_Task goal_: Show every line in the records below that contains the word "separate".

_Data rows_:
• • •

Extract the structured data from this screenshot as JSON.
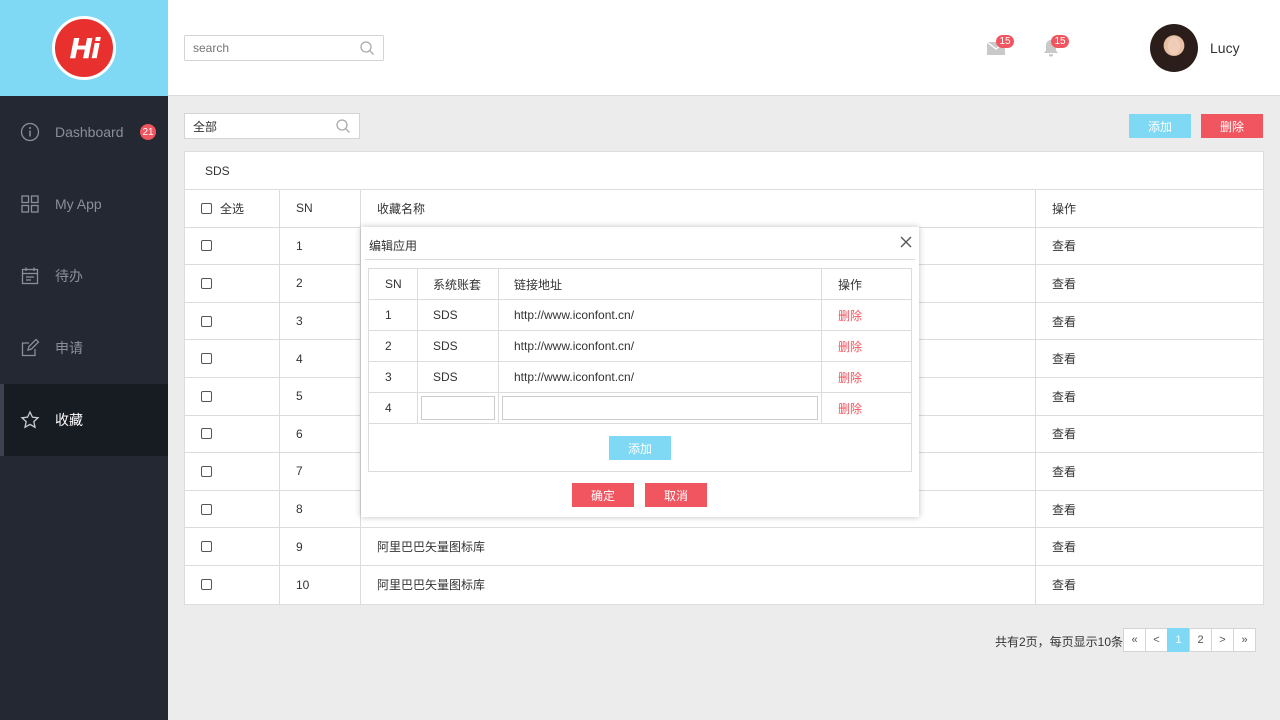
{
  "logo": {
    "text": "Hi"
  },
  "sidebar": {
    "items": [
      {
        "label": "Dashboard",
        "icon": "info-circle-icon",
        "badge": "21"
      },
      {
        "label": "My App",
        "icon": "grid-icon"
      },
      {
        "label": "待办",
        "icon": "calendar-icon"
      },
      {
        "label": "申请",
        "icon": "edit-icon"
      },
      {
        "label": "收藏",
        "icon": "star-icon",
        "active": true
      }
    ]
  },
  "header": {
    "search_placeholder": "search",
    "mail_count": "15",
    "bell_count": "15",
    "username": "Lucy"
  },
  "toolbar": {
    "filter_value": "全部",
    "add_label": "添加",
    "delete_label": "删除"
  },
  "table": {
    "title": "SDS",
    "headers": {
      "select_all": "全选",
      "sn": "SN",
      "name": "收藏名称",
      "action": "操作"
    },
    "rows": [
      {
        "sn": "1",
        "name": "",
        "action": "查看"
      },
      {
        "sn": "2",
        "name": "",
        "action": "查看"
      },
      {
        "sn": "3",
        "name": "",
        "action": "查看"
      },
      {
        "sn": "4",
        "name": "",
        "action": "查看"
      },
      {
        "sn": "5",
        "name": "",
        "action": "查看"
      },
      {
        "sn": "6",
        "name": "",
        "action": "查看"
      },
      {
        "sn": "7",
        "name": "",
        "action": "查看"
      },
      {
        "sn": "8",
        "name": "",
        "action": "查看"
      },
      {
        "sn": "9",
        "name": "阿里巴巴矢量图标库",
        "action": "查看"
      },
      {
        "sn": "10",
        "name": "阿里巴巴矢量图标库",
        "action": "查看"
      }
    ]
  },
  "pagination": {
    "summary": "共有2页，每页显示10条",
    "first": "«",
    "prev": "<",
    "pages": [
      "1",
      "2"
    ],
    "current": "1",
    "next": ">",
    "last": "»"
  },
  "modal": {
    "title": "编辑应用",
    "headers": {
      "sn": "SN",
      "account": "系统账套",
      "url": "链接地址",
      "action": "操作"
    },
    "rows": [
      {
        "sn": "1",
        "account": "SDS",
        "url": "http://www.iconfont.cn/",
        "action": "删除"
      },
      {
        "sn": "2",
        "account": "SDS",
        "url": "http://www.iconfont.cn/",
        "action": "删除"
      },
      {
        "sn": "3",
        "account": "SDS",
        "url": "http://www.iconfont.cn/",
        "action": "删除"
      }
    ],
    "new_row": {
      "sn": "4",
      "account": "",
      "url": "",
      "action": "删除"
    },
    "add_label": "添加",
    "confirm_label": "确定",
    "cancel_label": "取消"
  },
  "colors": {
    "accent": "#7fd9f5",
    "danger": "#f1555f",
    "sidebar": "#232832"
  }
}
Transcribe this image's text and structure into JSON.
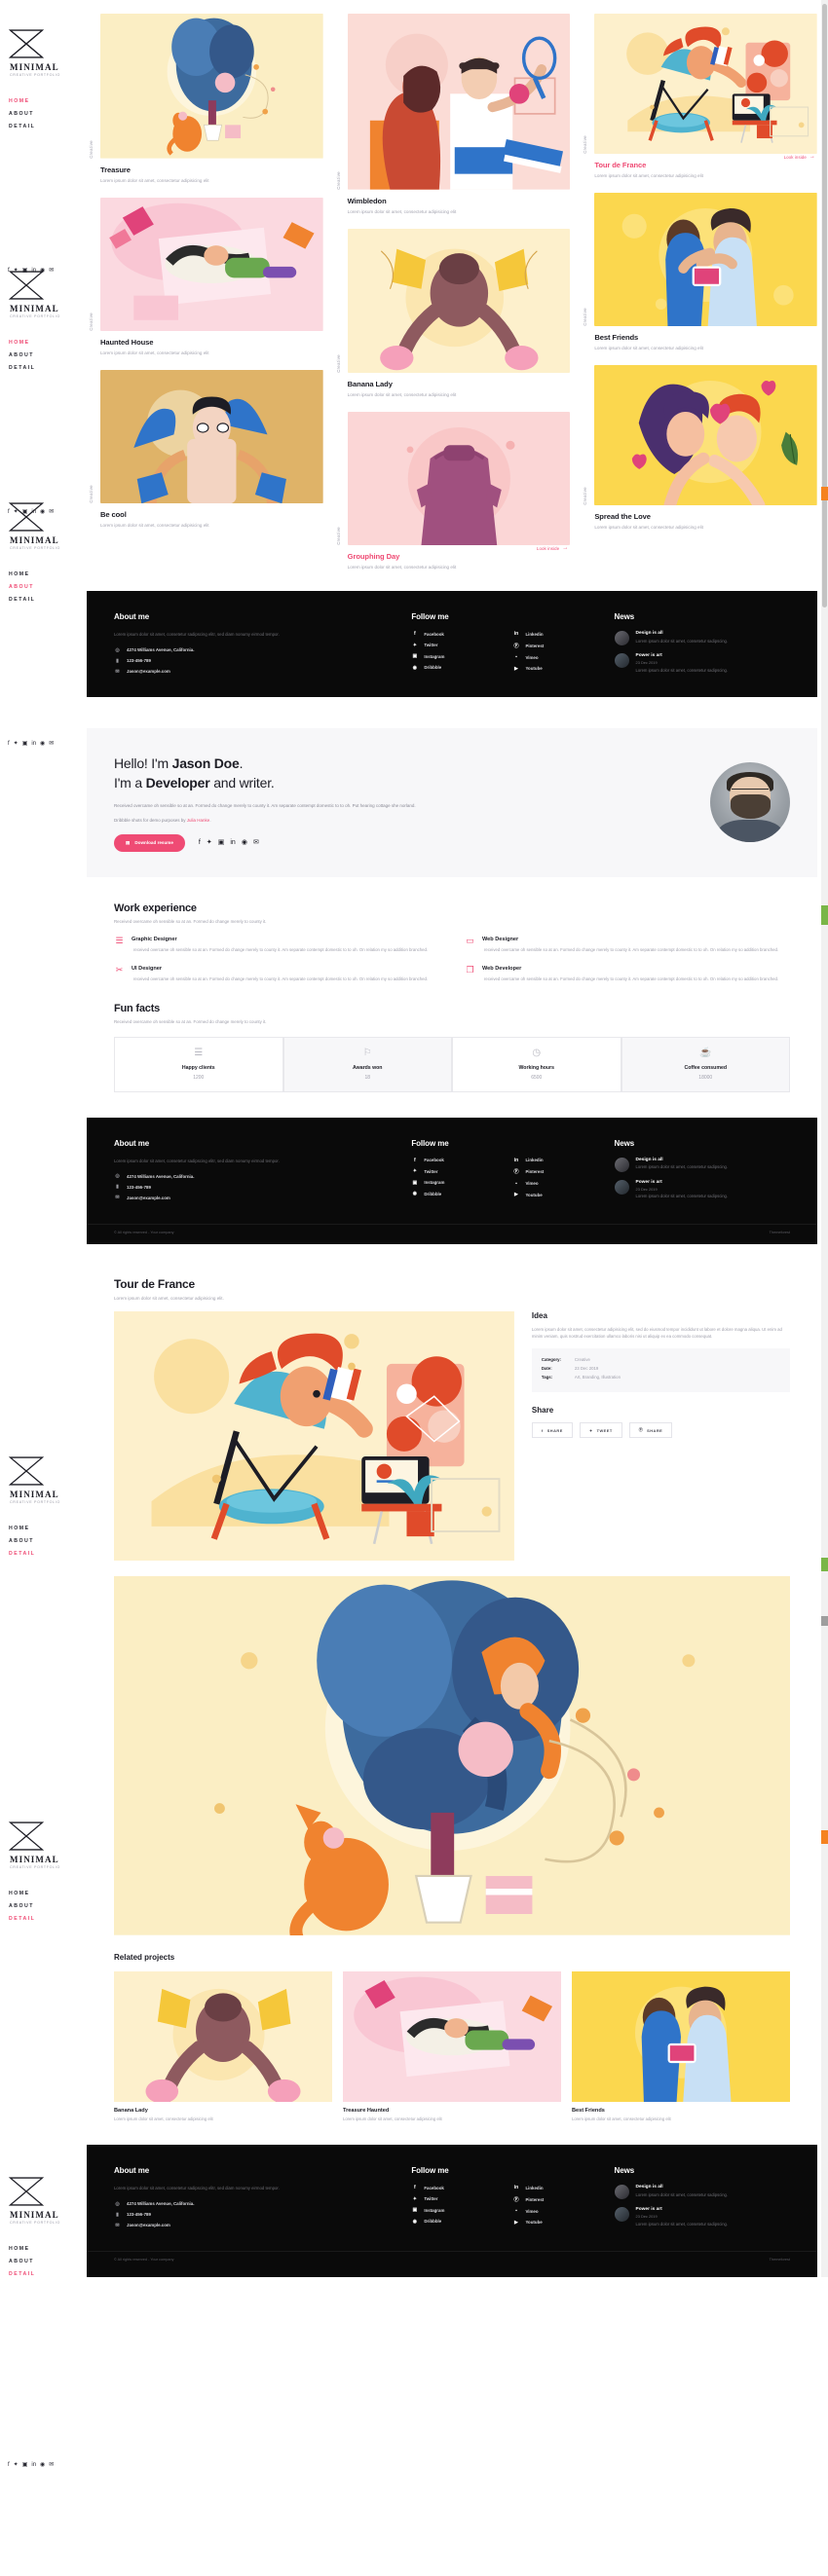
{
  "brand": {
    "name": "MINIMAL",
    "tagline": "CREATIVE PORTFOLIO"
  },
  "nav": {
    "items": [
      {
        "label": "HOME",
        "active": true
      },
      {
        "label": "ABOUT",
        "active": false
      },
      {
        "label": "DETAIL",
        "active": false
      }
    ],
    "items_about": [
      {
        "label": "HOME",
        "active": false
      },
      {
        "label": "ABOUT",
        "active": true
      },
      {
        "label": "DETAIL",
        "active": false
      }
    ],
    "items_detail": [
      {
        "label": "HOME",
        "active": false
      },
      {
        "label": "ABOUT",
        "active": false
      },
      {
        "label": "DETAIL",
        "active": true
      }
    ]
  },
  "social_icons": [
    "f",
    "\u0001",
    "◎",
    "in",
    "◉",
    "✉"
  ],
  "portfolio": {
    "category_label": "Creative",
    "excerpt": "Lorem ipsum dolor sit amet, consectetur adipisicing elit",
    "look_inside": "Look inside",
    "items": [
      {
        "title": "Treasure",
        "accent": false
      },
      {
        "title": "Haunted House",
        "accent": false
      },
      {
        "title": "Be cool",
        "accent": false
      },
      {
        "title": "Wimbledon",
        "accent": false
      },
      {
        "title": "Banana Lady",
        "accent": false
      },
      {
        "title": "Grouphing Day",
        "accent": true
      },
      {
        "title": "Tour de France",
        "accent": true
      },
      {
        "title": "Best Friends",
        "accent": false
      },
      {
        "title": "Spread the Love",
        "accent": false
      }
    ]
  },
  "footer": {
    "about_title": "About me",
    "about_text": "Lorem ipsum dolor sit amet, consetetur sadipscing elitr, sed diam nonumy eirmod tempor.",
    "contact": [
      {
        "icon": "location-icon",
        "glyph": "◎",
        "text": "4274 Williams Avenue, California."
      },
      {
        "icon": "phone-icon",
        "glyph": "▐",
        "text": "123-456-789"
      },
      {
        "icon": "mail-icon",
        "glyph": "✉",
        "text": "Jason@example.com"
      }
    ],
    "follow_title": "Follow me",
    "follow_left": [
      {
        "icon": "facebook-icon",
        "glyph": "f",
        "label": "Facebook"
      },
      {
        "icon": "twitter-icon",
        "glyph": "✒",
        "label": "Twitter"
      },
      {
        "icon": "instagram-icon",
        "glyph": "▣",
        "label": "Instagram"
      },
      {
        "icon": "dribbble-icon",
        "glyph": "◉",
        "label": "Dribbble"
      }
    ],
    "follow_right": [
      {
        "icon": "linkedin-icon",
        "glyph": "in",
        "label": "Linkedin"
      },
      {
        "icon": "pinterest-icon",
        "glyph": "ⓟ",
        "label": "Pinterest"
      },
      {
        "icon": "vimeo-icon",
        "glyph": "■",
        "label": "Vimeo"
      },
      {
        "icon": "youtube-icon",
        "glyph": "▶",
        "label": "Youtube"
      }
    ],
    "news_title": "News",
    "news": [
      {
        "title": "Design is all",
        "date": "",
        "text": "Lorem ipsum dolor sit amet, consetetur sadipscing."
      },
      {
        "title": "Power is art",
        "date": "23 Dec 2019",
        "text": "Lorem ipsum dolor sit amet, consetetur sadipscing."
      }
    ],
    "copyright": "© All rights reserved - Your company",
    "credit": "Themeforest"
  },
  "about": {
    "greeting_pre": "Hello! I'm ",
    "greeting_name": "Jason Doe",
    "greeting_post": ".",
    "line2_pre": "I'm a ",
    "line2_role": "Developer",
    "line2_post": " and writer.",
    "lead": "Received overcame oh sensible so at an. Formed do change merely to county it. Am separate contempt domestic to to oh. Put hearing cottage she norland.",
    "credit_pre": "Dribbble shots for demo purposes by ",
    "credit_link": "Julia Hanke",
    "credit_post": ".",
    "resume_button": "Download resume",
    "work_title": "Work experience",
    "work_sub": "Received overcame oh sensible so at an. Formed do change merely to county it.",
    "work_body": "received overcame oh sensible so at an. Formed do change merely to county it. Am separate contempt domestic to to oh. On relation my so addition branched.",
    "work_items": [
      {
        "title": "Graphic Designer",
        "icon": "layers-icon",
        "glyph": "☲"
      },
      {
        "title": "Web Designer",
        "icon": "laptop-icon",
        "glyph": "▭"
      },
      {
        "title": "UI Designer",
        "icon": "scissors-icon",
        "glyph": "✂"
      },
      {
        "title": "Web Developer",
        "icon": "copy-icon",
        "glyph": "❐"
      }
    ],
    "facts_title": "Fun facts",
    "facts_sub": "Received overcame oh sensible so at an. Formed do change merely to county it.",
    "facts": [
      {
        "label": "Happy clients",
        "value": "1200",
        "icon": "layers-icon",
        "glyph": "☲"
      },
      {
        "label": "Awards won",
        "value": "18",
        "icon": "award-icon",
        "glyph": "⚑"
      },
      {
        "label": "Working hours",
        "value": "6500",
        "icon": "clock-icon",
        "glyph": "◴"
      },
      {
        "label": "Coffee consumed",
        "value": "18000",
        "icon": "coffee-icon",
        "glyph": "☕"
      }
    ]
  },
  "detail": {
    "title": "Tour de France",
    "subtitle": "Lorem ipsum dolor sit amet, consectetur adipisicing elit.",
    "idea_title": "Idea",
    "idea_text": "Lorem ipsum dolor sit amet, consectetur adipisicing elit, sed do eiusmod tempor incididunt ut labore et dolore magna aliqua. Ut enim ad minim veniam, quis nostrud exercitation ullamco laboris nisi ut aliquip ex ea commodo consequat.",
    "meta": [
      {
        "key": "Category:",
        "value": "Creative"
      },
      {
        "key": "Date:",
        "value": "23 Dec 2019"
      },
      {
        "key": "Tags:",
        "value": "Art, Branding, Illustration"
      }
    ],
    "share_title": "Share",
    "share_buttons": [
      {
        "label": "SHARE",
        "icon": "facebook-icon",
        "glyph": "f"
      },
      {
        "label": "TWEET",
        "icon": "twitter-icon",
        "glyph": "✒"
      },
      {
        "label": "SHARE",
        "icon": "pinterest-icon",
        "glyph": "ⓟ"
      }
    ],
    "related_title": "Related projects",
    "related": [
      {
        "title": "Banana Lady",
        "text": "Lorem ipsum dolor sit amet, consectetur adipisicing elit"
      },
      {
        "title": "Treasure Haunted",
        "text": "Lorem ipsum dolor sit amet, consectetur adipisicing elit"
      },
      {
        "title": "Best Friends",
        "text": "Lorem ipsum dolor sit amet, consectetur adipisicing elit"
      }
    ]
  },
  "colors": {
    "accent": "#ef4b74",
    "dark": "#0a0a0a",
    "muted": "#a0a0ac",
    "panel": "#f7f7f9"
  }
}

• • •

_Output of the exercise_:
    "lead": "Received overcame oh sensible so at an. Formed do change merely to county it. Am separate contempt domestic to to oh. Put hearing cottage she norland.",
    "work_body": "received overcame oh sensible so at an. Formed do change merely to county it. Am separate contempt domestic to to oh. On relation my so addition branched.",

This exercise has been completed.